- EXERCISE TASK:
Report how many lines contain the word "undefined"; answer with the number only.
■ ■ ■
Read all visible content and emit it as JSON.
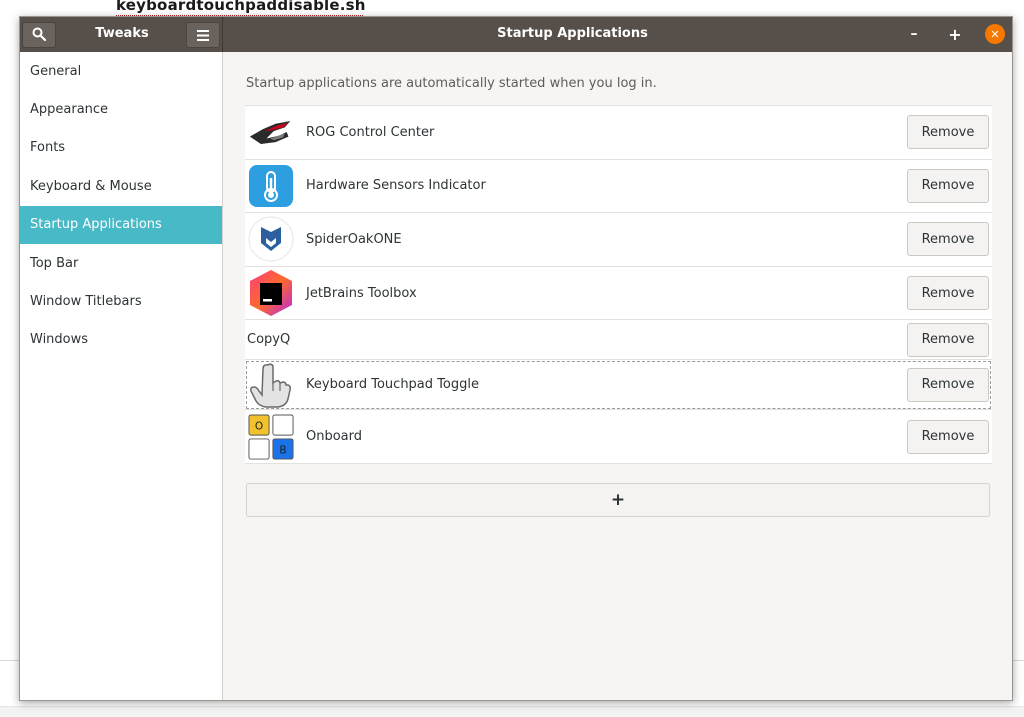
{
  "background": {
    "title": "keyboardtouchpaddisable.sh"
  },
  "headerbar": {
    "left_title": "Tweaks",
    "title": "Startup Applications",
    "minimize_glyph": "–",
    "maximize_glyph": "+",
    "close_glyph": "✕"
  },
  "sidebar": {
    "items": [
      {
        "label": "General"
      },
      {
        "label": "Appearance"
      },
      {
        "label": "Fonts"
      },
      {
        "label": "Keyboard & Mouse"
      },
      {
        "label": "Startup Applications",
        "active": true
      },
      {
        "label": "Top Bar"
      },
      {
        "label": "Window Titlebars"
      },
      {
        "label": "Windows"
      }
    ]
  },
  "content": {
    "description": "Startup applications are automatically started when you log in.",
    "remove_label": "Remove",
    "add_label": "+",
    "apps": [
      {
        "name": "ROG Control Center",
        "icon": "rog-logo-icon"
      },
      {
        "name": "Hardware Sensors Indicator",
        "icon": "thermometer-icon"
      },
      {
        "name": "SpiderOakONE",
        "icon": "spideroak-icon"
      },
      {
        "name": "JetBrains Toolbox",
        "icon": "jetbrains-toolbox-icon"
      },
      {
        "name": "CopyQ",
        "icon": "none"
      },
      {
        "name": "Keyboard Touchpad Toggle",
        "icon": "pointing-hand-icon"
      },
      {
        "name": "Onboard",
        "icon": "onboard-keyboard-icon",
        "icon_keys": [
          "O",
          "B"
        ]
      }
    ]
  },
  "colors": {
    "headerbar": "#574f4a",
    "accent": "#48b9c7",
    "close": "#f57900"
  }
}
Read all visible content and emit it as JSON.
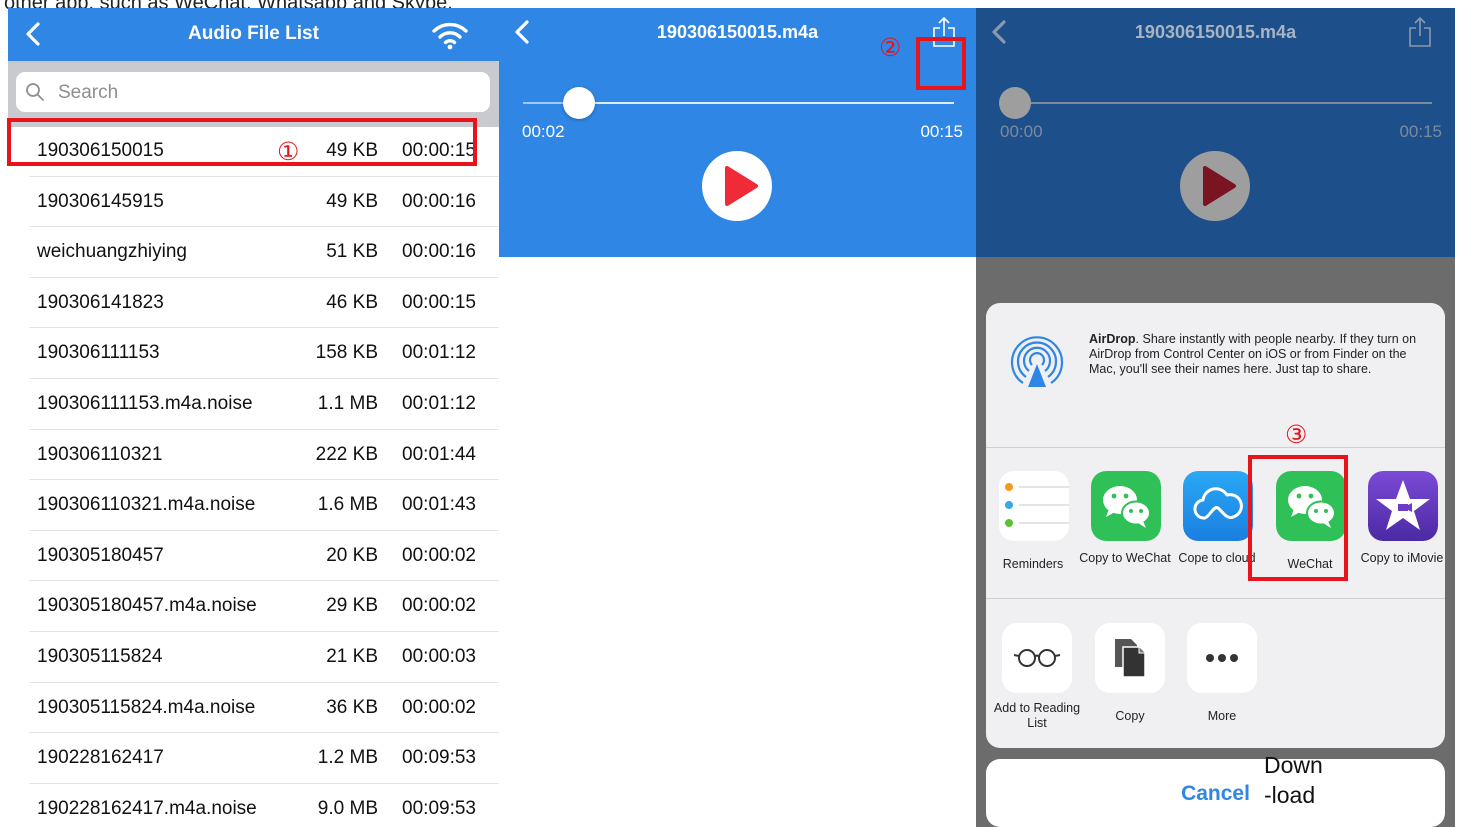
{
  "caption": "other app, such as WeChat, Whatsapp and Skype.",
  "panel1": {
    "title": "Audio File List",
    "search_placeholder": "Search",
    "files": [
      {
        "name": "190306150015",
        "size": "49 KB",
        "duration": "00:00:15"
      },
      {
        "name": "190306145915",
        "size": "49 KB",
        "duration": "00:00:16"
      },
      {
        "name": "weichuangzhiying",
        "size": "51 KB",
        "duration": "00:00:16"
      },
      {
        "name": "190306141823",
        "size": "46 KB",
        "duration": "00:00:15"
      },
      {
        "name": "190306111153",
        "size": "158 KB",
        "duration": "00:01:12"
      },
      {
        "name": "190306111153.m4a.noise",
        "size": "1.1 MB",
        "duration": "00:01:12"
      },
      {
        "name": "190306110321",
        "size": "222 KB",
        "duration": "00:01:44"
      },
      {
        "name": "190306110321.m4a.noise",
        "size": "1.6 MB",
        "duration": "00:01:43"
      },
      {
        "name": "190305180457",
        "size": "20 KB",
        "duration": "00:00:02"
      },
      {
        "name": "190305180457.m4a.noise",
        "size": "29 KB",
        "duration": "00:00:02"
      },
      {
        "name": "190305115824",
        "size": "21 KB",
        "duration": "00:00:03"
      },
      {
        "name": "190305115824.m4a.noise",
        "size": "36 KB",
        "duration": "00:00:02"
      },
      {
        "name": "190228162417",
        "size": "1.2 MB",
        "duration": "00:09:53"
      },
      {
        "name": "190228162417.m4a.noise",
        "size": "9.0 MB",
        "duration": "00:09:53"
      }
    ]
  },
  "player": {
    "title": "190306150015.m4a",
    "current_time": "00:02",
    "total_time": "00:15",
    "progress": 0.13
  },
  "share": {
    "player_title": "190306150015.m4a",
    "current_time": "00:00",
    "total_time": "00:15",
    "airdrop_bold": "AirDrop",
    "airdrop_text": ". Share instantly with people nearby. If they turn on AirDrop from Control Center on iOS or from Finder on the Mac, you'll see their names here. Just tap to share.",
    "apps": [
      {
        "label": "Reminders",
        "icon": "reminders-icon"
      },
      {
        "label": "Copy to WeChat",
        "icon": "wechat-icon"
      },
      {
        "label": "Cope to cloud",
        "icon": "cloud-icon"
      },
      {
        "label": "WeChat",
        "icon": "wechat-icon"
      },
      {
        "label": "Copy to iMovie",
        "icon": "imovie-icon"
      }
    ],
    "actions": [
      {
        "label": "Add to Reading List",
        "icon": "glasses-icon"
      },
      {
        "label": "Copy",
        "icon": "copy-icon"
      },
      {
        "label": "More",
        "icon": "more-icon"
      }
    ],
    "cancel": "Cancel"
  },
  "annotations": {
    "step1": "①",
    "step2": "②",
    "step3": "③",
    "download_line1": "Down",
    "download_line2": "-load"
  },
  "colors": {
    "header_blue": "#2f86e4",
    "highlight_red": "#e8141c",
    "wechat_green": "#2fc158",
    "play_red": "#ef2b3a"
  }
}
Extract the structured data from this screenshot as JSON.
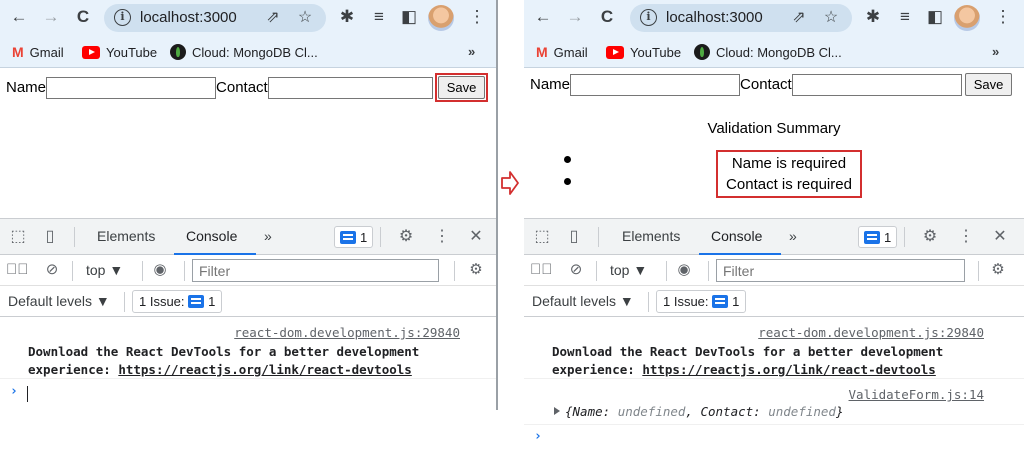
{
  "browser": {
    "url": "localhost:3000",
    "bookmarks": {
      "gmail": "Gmail",
      "youtube": "YouTube",
      "mongodb": "Cloud: MongoDB Cl...",
      "more": "»"
    }
  },
  "form": {
    "name_label": "Name",
    "contact_label": "Contact",
    "save_label": "Save"
  },
  "validation": {
    "title": "Validation Summary",
    "errors": [
      "Name is required",
      "Contact is required"
    ]
  },
  "devtools": {
    "tabs": [
      "Elements",
      "Console"
    ],
    "more_tabs": "»",
    "issues_count": "1",
    "context": "top ▼",
    "filter_placeholder": "Filter",
    "levels": "Default levels ▼",
    "issue_label": "1 Issue:",
    "issue_count": "1"
  },
  "console": {
    "react_source": "react-dom.development.js:29840",
    "react_message": "Download the React DevTools for a better development",
    "react_message_2": "experience: ",
    "react_link": "https://reactjs.org/link/react-devtools",
    "validate_source": "ValidateForm.js:14",
    "obj_open": "{",
    "obj_key1": "Name: ",
    "obj_val1": "undefined",
    "obj_sep": ", ",
    "obj_key2": "Contact: ",
    "obj_val2": "undefined",
    "obj_close": "}",
    "prompt": "›"
  },
  "colors": {
    "highlight": "#d32f2f",
    "accent": "#1a73e8",
    "chrome_bg": "#e8f2fb"
  },
  "icons": [
    "back-arrow-icon",
    "forward-arrow-icon",
    "reload-icon",
    "info-icon",
    "share-icon",
    "star-icon",
    "extension-icon",
    "media-icon",
    "sidepanel-icon",
    "kebab-menu-icon",
    "inspect-icon",
    "device-icon",
    "gear-icon",
    "close-icon",
    "sidebar-toggle-icon",
    "block-icon",
    "eye-icon"
  ]
}
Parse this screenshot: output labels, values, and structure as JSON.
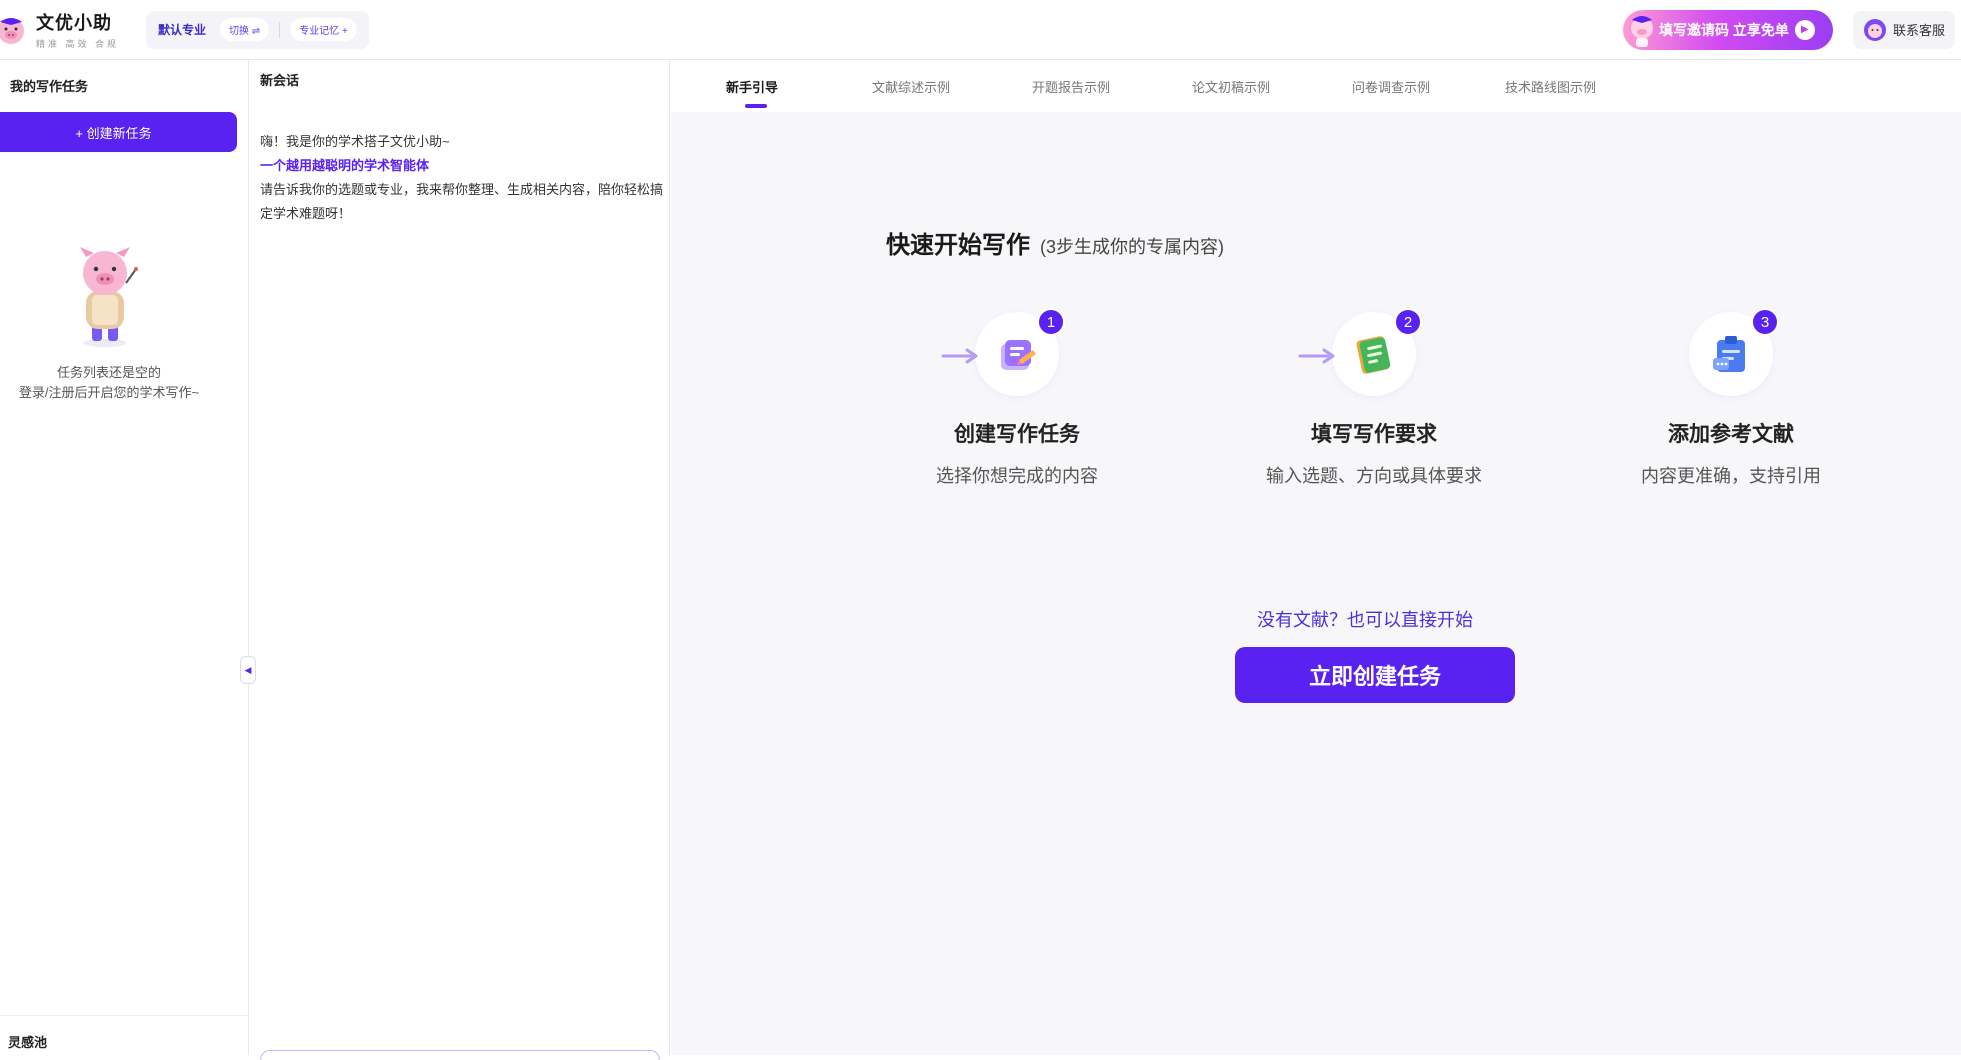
{
  "header": {
    "logo_title": "文优小助",
    "logo_subtitle": "精准 高效 合规",
    "major_label": "默认专业",
    "switch_label": "切换 ⇌",
    "memory_label": "专业记忆 +",
    "invite_text": "填写邀请码 立享免单",
    "contact_label": "联系客服"
  },
  "task_panel": {
    "title": "我的写作任务",
    "create_button": "+ 创建新任务",
    "empty_line1": "任务列表还是空的",
    "empty_line2": "登录/注册后开启您的学术写作~",
    "inspiration_label": "灵感池"
  },
  "chat": {
    "title": "新会话",
    "greeting": "嗨！我是你的学术搭子文优小助~",
    "tagline": "一个越用越聪明的学术智能体",
    "body": "请告诉我你的选题或专业，我来帮你整理、生成相关内容，陪你轻松搞定学术难题呀！"
  },
  "tabs": [
    {
      "label": "新手引导",
      "active": true
    },
    {
      "label": "文献综述示例",
      "active": false
    },
    {
      "label": "开题报告示例",
      "active": false
    },
    {
      "label": "论文初稿示例",
      "active": false
    },
    {
      "label": "问卷调查示例",
      "active": false
    },
    {
      "label": "技术路线图示例",
      "active": false
    }
  ],
  "guide": {
    "title": "快速开始写作",
    "subtitle": "(3步生成你的专属内容)",
    "steps": [
      {
        "number": "1",
        "title": "创建写作任务",
        "desc": "选择你想完成的内容",
        "icon": "create-task-icon"
      },
      {
        "number": "2",
        "title": "填写写作要求",
        "desc": "输入选题、方向或具体要求",
        "icon": "requirements-icon"
      },
      {
        "number": "3",
        "title": "添加参考文献",
        "desc": "内容更准确，支持引用",
        "icon": "references-icon"
      }
    ],
    "no_reference_text": "没有文献？也可以直接开始",
    "start_button": "立即创建任务"
  },
  "colors": {
    "accent": "#5a22f0",
    "background": "#f7f7fa",
    "arrow": "#b39af5"
  }
}
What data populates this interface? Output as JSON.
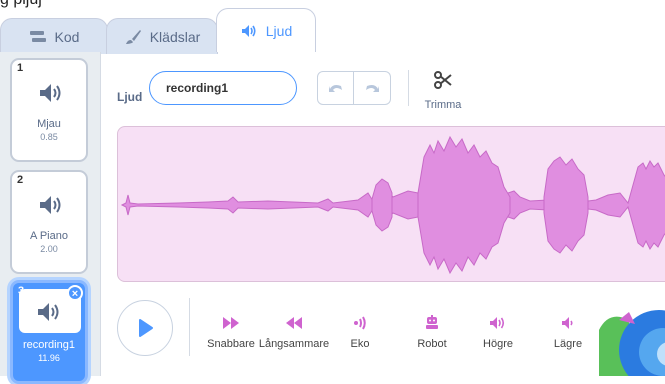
{
  "partial_top_text": "g                    pijuj",
  "tabs": [
    {
      "label": "Kod",
      "icon": "code-blocks-icon",
      "active": false
    },
    {
      "label": "Klädslar",
      "icon": "paintbrush-icon",
      "active": false
    },
    {
      "label": "Ljud",
      "icon": "speaker-icon",
      "active": true
    }
  ],
  "sounds": [
    {
      "number": "1",
      "name": "Mjau",
      "duration": "0.85",
      "selected": false
    },
    {
      "number": "2",
      "name": "A Piano",
      "duration": "2.00",
      "selected": false
    },
    {
      "number": "3",
      "name": "recording1",
      "duration": "11.96",
      "selected": true
    }
  ],
  "editor": {
    "name_label": "Ljud",
    "name_value": "recording1",
    "trim_label": "Trimma"
  },
  "effects": [
    {
      "label": "Snabbare",
      "icon": "faster-icon"
    },
    {
      "label": "Långsammare",
      "icon": "slower-icon"
    },
    {
      "label": "Eko",
      "icon": "echo-icon"
    },
    {
      "label": "Robot",
      "icon": "robot-icon"
    },
    {
      "label": "Högre",
      "icon": "louder-icon"
    },
    {
      "label": "Lägre",
      "icon": "softer-icon"
    }
  ],
  "colors": {
    "accent": "#4d97ff",
    "effect": "#cf63cf",
    "waveform_fill": "#e08ee0",
    "waveform_bg": "#f7e0f5"
  }
}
■ ■ ■
- THE OUTPUT:
2